**The records:**
# # #

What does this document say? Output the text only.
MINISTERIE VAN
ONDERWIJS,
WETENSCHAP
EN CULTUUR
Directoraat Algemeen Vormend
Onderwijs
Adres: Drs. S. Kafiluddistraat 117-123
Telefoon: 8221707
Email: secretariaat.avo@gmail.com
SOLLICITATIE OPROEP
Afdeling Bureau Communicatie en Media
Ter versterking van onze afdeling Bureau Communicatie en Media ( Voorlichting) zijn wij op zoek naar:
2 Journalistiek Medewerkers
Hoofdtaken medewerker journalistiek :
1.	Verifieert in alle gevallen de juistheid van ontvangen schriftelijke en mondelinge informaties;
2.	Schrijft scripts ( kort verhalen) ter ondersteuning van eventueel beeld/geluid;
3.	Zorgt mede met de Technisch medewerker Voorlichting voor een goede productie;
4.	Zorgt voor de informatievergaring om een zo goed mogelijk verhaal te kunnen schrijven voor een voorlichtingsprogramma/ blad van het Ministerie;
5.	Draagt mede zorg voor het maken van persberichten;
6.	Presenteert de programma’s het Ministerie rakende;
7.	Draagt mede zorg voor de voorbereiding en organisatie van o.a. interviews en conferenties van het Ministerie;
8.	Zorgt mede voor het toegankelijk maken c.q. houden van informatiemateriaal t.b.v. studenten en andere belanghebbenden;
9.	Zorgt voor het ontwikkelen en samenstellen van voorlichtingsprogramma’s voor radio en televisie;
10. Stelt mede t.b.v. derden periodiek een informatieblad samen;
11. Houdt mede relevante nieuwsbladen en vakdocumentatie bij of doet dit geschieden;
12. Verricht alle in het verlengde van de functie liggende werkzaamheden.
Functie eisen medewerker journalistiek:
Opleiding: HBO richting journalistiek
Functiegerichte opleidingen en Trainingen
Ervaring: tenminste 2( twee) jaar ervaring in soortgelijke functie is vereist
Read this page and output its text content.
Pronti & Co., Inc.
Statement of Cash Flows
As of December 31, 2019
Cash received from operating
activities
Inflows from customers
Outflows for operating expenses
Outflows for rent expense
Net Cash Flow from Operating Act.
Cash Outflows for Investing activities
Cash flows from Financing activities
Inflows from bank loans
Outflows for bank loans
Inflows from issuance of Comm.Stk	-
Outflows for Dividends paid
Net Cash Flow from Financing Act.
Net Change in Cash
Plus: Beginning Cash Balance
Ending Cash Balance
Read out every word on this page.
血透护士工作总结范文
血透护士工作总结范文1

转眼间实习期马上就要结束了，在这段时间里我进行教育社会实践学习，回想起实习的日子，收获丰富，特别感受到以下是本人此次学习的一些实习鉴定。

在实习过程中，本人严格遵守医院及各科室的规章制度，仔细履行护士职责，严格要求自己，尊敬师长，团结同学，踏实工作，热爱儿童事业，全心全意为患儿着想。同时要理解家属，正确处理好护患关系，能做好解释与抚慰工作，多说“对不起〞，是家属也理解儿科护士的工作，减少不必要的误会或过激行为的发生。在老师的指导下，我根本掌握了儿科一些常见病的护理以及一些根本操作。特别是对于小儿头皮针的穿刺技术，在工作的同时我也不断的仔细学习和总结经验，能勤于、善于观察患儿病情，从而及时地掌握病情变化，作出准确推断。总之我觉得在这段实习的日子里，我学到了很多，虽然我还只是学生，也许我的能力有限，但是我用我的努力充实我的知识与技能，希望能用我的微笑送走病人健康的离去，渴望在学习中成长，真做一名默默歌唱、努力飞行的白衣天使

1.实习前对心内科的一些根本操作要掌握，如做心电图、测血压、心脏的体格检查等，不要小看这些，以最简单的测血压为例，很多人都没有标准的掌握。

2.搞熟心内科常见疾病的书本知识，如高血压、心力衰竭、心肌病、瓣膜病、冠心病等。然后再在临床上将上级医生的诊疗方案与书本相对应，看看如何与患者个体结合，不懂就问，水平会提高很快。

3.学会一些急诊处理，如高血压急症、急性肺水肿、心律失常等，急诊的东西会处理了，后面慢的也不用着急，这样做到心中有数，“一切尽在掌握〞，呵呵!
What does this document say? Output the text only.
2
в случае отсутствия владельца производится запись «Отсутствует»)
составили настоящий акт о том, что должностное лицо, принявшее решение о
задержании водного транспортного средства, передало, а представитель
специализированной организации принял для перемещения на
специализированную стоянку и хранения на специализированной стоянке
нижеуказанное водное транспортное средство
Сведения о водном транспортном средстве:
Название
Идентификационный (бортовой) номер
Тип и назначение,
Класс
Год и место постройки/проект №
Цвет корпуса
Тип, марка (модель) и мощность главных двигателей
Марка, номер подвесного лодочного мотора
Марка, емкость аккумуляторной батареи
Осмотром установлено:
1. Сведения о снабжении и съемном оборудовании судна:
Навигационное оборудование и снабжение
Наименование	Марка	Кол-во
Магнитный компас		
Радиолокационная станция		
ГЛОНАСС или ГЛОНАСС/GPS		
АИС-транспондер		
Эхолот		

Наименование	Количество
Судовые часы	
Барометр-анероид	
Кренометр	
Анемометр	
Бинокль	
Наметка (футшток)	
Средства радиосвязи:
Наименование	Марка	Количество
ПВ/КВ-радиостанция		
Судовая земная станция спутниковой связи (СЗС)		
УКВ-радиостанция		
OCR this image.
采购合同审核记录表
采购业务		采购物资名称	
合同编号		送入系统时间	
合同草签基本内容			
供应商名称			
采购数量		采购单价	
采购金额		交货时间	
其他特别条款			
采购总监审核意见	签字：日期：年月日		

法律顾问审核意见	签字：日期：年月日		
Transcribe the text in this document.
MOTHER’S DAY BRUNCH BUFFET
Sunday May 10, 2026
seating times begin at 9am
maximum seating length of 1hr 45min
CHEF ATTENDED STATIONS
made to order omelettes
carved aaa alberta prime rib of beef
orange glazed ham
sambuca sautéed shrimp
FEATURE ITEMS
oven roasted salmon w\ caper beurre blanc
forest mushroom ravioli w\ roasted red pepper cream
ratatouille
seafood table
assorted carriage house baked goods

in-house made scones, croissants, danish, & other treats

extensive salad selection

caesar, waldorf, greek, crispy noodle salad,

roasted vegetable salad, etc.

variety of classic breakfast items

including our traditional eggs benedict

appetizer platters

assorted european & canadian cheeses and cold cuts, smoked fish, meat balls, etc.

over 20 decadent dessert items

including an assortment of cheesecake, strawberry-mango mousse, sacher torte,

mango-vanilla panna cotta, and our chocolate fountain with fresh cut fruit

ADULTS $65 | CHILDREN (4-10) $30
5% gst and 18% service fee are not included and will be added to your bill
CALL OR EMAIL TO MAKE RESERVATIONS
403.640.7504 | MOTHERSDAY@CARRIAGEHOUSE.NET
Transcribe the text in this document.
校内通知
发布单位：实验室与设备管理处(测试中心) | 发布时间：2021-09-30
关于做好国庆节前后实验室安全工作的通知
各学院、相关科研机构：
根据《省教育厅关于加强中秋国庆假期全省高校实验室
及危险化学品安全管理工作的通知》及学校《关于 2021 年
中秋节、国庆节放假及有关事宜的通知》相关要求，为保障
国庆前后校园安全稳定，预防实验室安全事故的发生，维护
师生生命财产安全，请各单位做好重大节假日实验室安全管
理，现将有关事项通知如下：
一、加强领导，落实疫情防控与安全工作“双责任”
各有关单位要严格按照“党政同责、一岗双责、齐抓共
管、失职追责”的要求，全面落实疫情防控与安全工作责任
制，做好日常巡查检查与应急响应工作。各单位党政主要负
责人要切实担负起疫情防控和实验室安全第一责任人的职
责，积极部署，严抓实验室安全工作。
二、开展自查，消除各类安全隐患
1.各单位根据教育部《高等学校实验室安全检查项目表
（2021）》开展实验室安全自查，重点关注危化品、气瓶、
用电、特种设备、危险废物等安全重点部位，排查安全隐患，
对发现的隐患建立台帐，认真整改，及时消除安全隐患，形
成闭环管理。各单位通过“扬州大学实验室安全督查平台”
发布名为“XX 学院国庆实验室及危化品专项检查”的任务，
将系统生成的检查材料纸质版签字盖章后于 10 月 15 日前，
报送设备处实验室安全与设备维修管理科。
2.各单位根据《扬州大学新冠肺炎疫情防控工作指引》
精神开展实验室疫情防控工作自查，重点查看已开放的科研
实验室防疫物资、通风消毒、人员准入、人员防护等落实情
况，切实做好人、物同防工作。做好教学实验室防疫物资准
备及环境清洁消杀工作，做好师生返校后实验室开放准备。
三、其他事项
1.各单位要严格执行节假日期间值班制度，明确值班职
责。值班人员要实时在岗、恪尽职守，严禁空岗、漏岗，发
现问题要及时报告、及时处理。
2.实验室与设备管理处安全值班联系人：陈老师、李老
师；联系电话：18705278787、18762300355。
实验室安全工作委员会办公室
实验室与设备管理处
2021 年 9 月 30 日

# # #

**Problem details:** Nothing but a number is needed here: how many lines hold the string "assorted"?

**Task output:** 2